Give the number of lines that contain the string "JSON", and nothing else.

[Records from a dataset]
○ ○ ○ ○ ○

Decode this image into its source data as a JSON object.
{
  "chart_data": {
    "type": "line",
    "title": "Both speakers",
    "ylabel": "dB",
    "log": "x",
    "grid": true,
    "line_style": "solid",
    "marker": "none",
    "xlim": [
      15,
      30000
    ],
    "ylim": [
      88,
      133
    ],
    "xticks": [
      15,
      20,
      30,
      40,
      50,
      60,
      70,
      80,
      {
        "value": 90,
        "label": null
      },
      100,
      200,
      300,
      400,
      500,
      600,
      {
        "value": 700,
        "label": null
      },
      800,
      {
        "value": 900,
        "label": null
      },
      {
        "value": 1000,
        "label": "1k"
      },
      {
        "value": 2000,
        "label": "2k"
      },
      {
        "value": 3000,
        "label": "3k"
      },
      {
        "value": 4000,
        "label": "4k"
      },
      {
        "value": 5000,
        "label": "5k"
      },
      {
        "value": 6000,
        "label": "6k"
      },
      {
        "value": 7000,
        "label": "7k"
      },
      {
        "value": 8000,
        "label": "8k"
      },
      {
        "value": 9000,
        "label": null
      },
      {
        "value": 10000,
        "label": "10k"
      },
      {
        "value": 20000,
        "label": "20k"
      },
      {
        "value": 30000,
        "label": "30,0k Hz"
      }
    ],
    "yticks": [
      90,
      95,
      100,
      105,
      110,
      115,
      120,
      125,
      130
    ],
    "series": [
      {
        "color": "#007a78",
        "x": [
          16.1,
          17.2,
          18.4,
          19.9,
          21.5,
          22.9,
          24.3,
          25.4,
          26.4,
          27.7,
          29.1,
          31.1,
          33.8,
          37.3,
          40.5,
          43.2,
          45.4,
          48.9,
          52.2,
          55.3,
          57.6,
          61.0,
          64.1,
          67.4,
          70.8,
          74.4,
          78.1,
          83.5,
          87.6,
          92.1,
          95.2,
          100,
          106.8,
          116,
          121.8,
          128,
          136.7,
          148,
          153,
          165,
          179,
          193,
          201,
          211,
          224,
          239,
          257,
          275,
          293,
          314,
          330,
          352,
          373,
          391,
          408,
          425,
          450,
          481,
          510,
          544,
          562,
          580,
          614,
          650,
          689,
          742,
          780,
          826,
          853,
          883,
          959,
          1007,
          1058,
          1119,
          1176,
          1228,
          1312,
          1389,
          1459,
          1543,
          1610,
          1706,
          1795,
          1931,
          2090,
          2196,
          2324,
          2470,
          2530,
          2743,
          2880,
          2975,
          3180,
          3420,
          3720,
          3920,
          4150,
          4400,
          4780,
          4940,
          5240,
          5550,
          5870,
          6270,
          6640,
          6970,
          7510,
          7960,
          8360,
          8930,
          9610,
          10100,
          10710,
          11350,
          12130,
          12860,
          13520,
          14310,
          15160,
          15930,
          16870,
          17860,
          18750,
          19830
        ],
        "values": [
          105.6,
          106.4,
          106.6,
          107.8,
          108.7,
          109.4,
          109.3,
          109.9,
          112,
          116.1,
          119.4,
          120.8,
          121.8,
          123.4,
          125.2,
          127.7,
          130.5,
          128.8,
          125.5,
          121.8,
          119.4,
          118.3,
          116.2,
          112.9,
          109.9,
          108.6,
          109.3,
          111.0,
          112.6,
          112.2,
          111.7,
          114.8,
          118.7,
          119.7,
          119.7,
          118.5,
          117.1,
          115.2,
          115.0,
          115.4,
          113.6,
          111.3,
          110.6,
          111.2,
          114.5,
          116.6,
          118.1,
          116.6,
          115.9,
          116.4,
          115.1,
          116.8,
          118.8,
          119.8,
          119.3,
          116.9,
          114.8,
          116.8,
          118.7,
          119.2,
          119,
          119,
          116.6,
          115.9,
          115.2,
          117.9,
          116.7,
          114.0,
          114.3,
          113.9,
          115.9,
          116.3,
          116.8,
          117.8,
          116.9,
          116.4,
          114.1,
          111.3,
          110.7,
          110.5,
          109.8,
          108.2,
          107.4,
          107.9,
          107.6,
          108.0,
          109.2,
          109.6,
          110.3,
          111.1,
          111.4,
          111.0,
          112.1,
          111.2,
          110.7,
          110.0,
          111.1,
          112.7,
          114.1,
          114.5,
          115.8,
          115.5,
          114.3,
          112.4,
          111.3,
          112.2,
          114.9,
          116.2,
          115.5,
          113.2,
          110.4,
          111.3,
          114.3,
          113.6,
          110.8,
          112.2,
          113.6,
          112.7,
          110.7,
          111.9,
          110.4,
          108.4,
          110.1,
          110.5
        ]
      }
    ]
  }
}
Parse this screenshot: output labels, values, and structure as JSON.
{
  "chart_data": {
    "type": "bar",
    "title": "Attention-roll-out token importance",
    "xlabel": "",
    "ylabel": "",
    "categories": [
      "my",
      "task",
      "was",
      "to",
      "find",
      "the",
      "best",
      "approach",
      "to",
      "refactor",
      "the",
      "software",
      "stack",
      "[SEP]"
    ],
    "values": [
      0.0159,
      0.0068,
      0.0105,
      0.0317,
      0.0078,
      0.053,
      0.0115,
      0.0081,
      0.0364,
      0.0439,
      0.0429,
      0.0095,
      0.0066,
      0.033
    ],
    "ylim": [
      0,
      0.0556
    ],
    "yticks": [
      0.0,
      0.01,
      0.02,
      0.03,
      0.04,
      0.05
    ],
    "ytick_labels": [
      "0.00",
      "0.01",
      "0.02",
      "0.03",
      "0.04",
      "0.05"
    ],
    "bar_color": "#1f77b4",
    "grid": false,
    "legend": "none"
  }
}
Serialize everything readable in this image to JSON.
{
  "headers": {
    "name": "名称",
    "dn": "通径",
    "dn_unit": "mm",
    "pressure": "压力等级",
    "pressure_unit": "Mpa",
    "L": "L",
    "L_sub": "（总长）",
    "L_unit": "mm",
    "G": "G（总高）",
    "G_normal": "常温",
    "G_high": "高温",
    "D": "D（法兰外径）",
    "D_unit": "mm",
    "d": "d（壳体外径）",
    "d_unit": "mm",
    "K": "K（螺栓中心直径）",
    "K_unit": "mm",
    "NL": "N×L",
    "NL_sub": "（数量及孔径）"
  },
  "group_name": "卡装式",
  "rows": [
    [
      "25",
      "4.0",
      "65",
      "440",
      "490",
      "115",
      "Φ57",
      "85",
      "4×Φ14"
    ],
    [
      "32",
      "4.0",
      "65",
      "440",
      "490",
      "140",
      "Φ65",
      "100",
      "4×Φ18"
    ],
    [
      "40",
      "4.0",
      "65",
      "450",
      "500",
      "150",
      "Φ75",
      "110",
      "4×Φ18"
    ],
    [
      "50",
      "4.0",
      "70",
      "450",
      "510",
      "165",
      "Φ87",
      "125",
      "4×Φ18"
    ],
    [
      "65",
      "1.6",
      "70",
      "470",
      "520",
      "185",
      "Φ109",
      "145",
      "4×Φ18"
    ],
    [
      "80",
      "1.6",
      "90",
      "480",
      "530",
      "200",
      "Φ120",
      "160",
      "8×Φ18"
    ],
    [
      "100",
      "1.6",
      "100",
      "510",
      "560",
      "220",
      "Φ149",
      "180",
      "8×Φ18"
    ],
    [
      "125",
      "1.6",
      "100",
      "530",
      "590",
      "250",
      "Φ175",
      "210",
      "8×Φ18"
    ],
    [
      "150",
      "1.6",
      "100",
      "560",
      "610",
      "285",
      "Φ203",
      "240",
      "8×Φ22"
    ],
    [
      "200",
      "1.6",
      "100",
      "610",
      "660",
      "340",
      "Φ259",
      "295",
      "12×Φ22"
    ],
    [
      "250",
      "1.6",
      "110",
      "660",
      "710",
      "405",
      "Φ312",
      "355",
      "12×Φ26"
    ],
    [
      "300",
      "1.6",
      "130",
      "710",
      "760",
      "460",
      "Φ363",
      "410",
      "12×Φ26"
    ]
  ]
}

○ ○ ○ ○ ○

**RESPONSE**. 3